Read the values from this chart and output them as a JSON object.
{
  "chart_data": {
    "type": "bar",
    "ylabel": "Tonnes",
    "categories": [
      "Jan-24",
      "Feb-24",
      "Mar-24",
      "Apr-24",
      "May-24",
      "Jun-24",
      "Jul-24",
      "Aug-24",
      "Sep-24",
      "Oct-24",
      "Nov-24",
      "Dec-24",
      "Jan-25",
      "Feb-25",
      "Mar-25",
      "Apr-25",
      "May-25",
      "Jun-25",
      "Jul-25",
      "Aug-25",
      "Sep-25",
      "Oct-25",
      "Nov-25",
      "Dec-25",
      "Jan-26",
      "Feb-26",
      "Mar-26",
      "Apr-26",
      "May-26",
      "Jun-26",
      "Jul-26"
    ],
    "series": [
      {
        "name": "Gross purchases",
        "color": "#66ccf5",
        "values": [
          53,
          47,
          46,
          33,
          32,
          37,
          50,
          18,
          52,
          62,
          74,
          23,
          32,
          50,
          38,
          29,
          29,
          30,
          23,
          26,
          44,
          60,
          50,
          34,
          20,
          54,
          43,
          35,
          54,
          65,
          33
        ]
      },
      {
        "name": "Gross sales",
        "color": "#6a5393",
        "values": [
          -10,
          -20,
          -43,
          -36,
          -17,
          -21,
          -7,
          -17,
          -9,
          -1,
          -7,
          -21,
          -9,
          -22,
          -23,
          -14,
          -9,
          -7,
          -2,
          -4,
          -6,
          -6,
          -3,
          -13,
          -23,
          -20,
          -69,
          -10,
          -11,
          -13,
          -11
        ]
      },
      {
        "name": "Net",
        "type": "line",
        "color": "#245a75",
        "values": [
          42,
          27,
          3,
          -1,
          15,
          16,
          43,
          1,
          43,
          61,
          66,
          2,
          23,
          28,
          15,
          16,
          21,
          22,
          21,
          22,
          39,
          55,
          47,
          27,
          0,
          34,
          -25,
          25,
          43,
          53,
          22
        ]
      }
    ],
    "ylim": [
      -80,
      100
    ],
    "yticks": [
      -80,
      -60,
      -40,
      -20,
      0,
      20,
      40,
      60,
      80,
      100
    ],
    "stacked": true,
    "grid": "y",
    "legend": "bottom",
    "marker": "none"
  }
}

□ □ □ □ □

● **WHAT THE TASK REQUIRES**
Repeat each record exactly. Omit nothing.

● **TASK RESPONSE**
Read the values from this chart and output them as a JSON object.
{
  "chart_data": {
    "type": "bar",
    "ylabel": "Tonnes",
    "categories": [
      "Jan-24",
      "Feb-24",
      "Mar-24",
      "Apr-24",
      "May-24",
      "Jun-24",
      "Jul-24",
      "Aug-24",
      "Sep-24",
      "Oct-24",
      "Nov-24",
      "Dec-24",
      "Jan-25",
      "Feb-25",
      "Mar-25",
      "Apr-25",
      "May-25",
      "Jun-25",
      "Jul-25",
      "Aug-25",
      "Sep-25",
      "Oct-25",
      "Nov-25",
      "Dec-25",
      "Jan-26",
      "Feb-26",
      "Mar-26",
      "Apr-26",
      "May-26",
      "Jun-26",
      "Jul-26"
    ],
    "series": [
      {
        "name": "Gross purchases",
        "color": "#66ccf5",
        "values": [
          53,
          47,
          46,
          33,
          32,
          37,
          50,
          18,
          52,
          62,
          74,
          23,
          32,
          50,
          38,
          29,
          29,
          30,
          23,
          26,
          44,
          60,
          50,
          34,
          20,
          54,
          43,
          35,
          54,
          65,
          33
        ]
      },
      {
        "name": "Gross sales",
        "color": "#6a5393",
        "values": [
          -10,
          -20,
          -43,
          -36,
          -17,
          -21,
          -7,
          -17,
          -9,
          -1,
          -7,
          -21,
          -9,
          -22,
          -23,
          -14,
          -9,
          -7,
          -2,
          -4,
          -6,
          -6,
          -3,
          -13,
          -23,
          -20,
          -69,
          -10,
          -11,
          -13,
          -11
        ]
      },
      {
        "name": "Net",
        "type": "line",
        "color": "#245a75",
        "values": [
          42,
          27,
          3,
          -1,
          15,
          16,
          43,
          1,
          43,
          61,
          66,
          2,
          23,
          28,
          15,
          16,
          21,
          22,
          21,
          22,
          39,
          55,
          47,
          27,
          0,
          34,
          -25,
          25,
          43,
          53,
          22
        ]
      }
    ],
    "ylim": [
      -80,
      100
    ],
    "yticks": [
      -80,
      -60,
      -40,
      -20,
      0,
      20,
      40,
      60,
      80,
      100
    ],
    "stacked": true,
    "grid": "y",
    "legend": "bottom",
    "marker": "none"
  }
}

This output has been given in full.